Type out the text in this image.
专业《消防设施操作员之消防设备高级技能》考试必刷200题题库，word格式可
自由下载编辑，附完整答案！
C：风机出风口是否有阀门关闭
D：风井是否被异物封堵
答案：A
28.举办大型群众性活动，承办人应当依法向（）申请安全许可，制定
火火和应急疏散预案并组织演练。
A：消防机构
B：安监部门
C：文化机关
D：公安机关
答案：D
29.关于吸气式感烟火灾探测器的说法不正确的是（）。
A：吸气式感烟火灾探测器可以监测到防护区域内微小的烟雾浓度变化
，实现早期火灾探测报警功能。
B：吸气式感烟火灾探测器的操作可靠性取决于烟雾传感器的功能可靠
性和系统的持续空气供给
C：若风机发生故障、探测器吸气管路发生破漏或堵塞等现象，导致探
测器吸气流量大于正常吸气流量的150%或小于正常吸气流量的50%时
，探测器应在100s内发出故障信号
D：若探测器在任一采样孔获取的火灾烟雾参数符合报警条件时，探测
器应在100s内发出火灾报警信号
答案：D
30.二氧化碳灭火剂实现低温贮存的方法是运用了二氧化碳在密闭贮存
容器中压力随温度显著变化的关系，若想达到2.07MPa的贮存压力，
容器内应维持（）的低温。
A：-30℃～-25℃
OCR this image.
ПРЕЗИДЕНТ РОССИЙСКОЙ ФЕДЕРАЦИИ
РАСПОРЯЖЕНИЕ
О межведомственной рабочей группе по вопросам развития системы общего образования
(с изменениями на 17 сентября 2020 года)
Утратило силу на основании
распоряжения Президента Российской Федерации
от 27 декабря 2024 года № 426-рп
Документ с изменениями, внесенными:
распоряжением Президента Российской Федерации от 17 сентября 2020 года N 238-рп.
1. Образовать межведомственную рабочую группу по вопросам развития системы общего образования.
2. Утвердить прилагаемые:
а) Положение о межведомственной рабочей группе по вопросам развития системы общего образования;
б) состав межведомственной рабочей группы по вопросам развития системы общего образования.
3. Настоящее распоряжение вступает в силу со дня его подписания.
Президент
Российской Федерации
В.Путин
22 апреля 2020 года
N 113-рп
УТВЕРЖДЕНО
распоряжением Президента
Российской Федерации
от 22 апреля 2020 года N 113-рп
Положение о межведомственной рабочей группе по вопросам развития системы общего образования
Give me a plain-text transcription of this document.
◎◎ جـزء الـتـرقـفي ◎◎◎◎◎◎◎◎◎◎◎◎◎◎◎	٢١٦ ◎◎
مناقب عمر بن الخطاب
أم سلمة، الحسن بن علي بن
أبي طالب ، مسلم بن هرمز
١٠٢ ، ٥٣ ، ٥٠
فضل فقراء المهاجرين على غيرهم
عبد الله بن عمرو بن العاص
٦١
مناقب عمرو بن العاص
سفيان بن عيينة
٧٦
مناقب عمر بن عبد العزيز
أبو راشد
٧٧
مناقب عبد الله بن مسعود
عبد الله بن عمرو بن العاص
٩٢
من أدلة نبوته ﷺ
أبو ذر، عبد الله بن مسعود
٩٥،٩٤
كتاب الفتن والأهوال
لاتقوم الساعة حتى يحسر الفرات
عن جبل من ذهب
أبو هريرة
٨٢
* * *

----

§ **Work to do**: Pick each line holding the word "общего" out of the listing.

§ **Solution below**:
О межведомственной рабочей группе по вопросам развития системы общего образования
1. Образовать межведомственную рабочую группу по вопросам развития системы общего образования.
а) Положение о межведомственной рабочей группе по вопросам развития системы общего образования;
б) состав межведомственной рабочей группы по вопросам развития системы общего образования.
Положение о межведомственной рабочей группе по вопросам развития системы общего образования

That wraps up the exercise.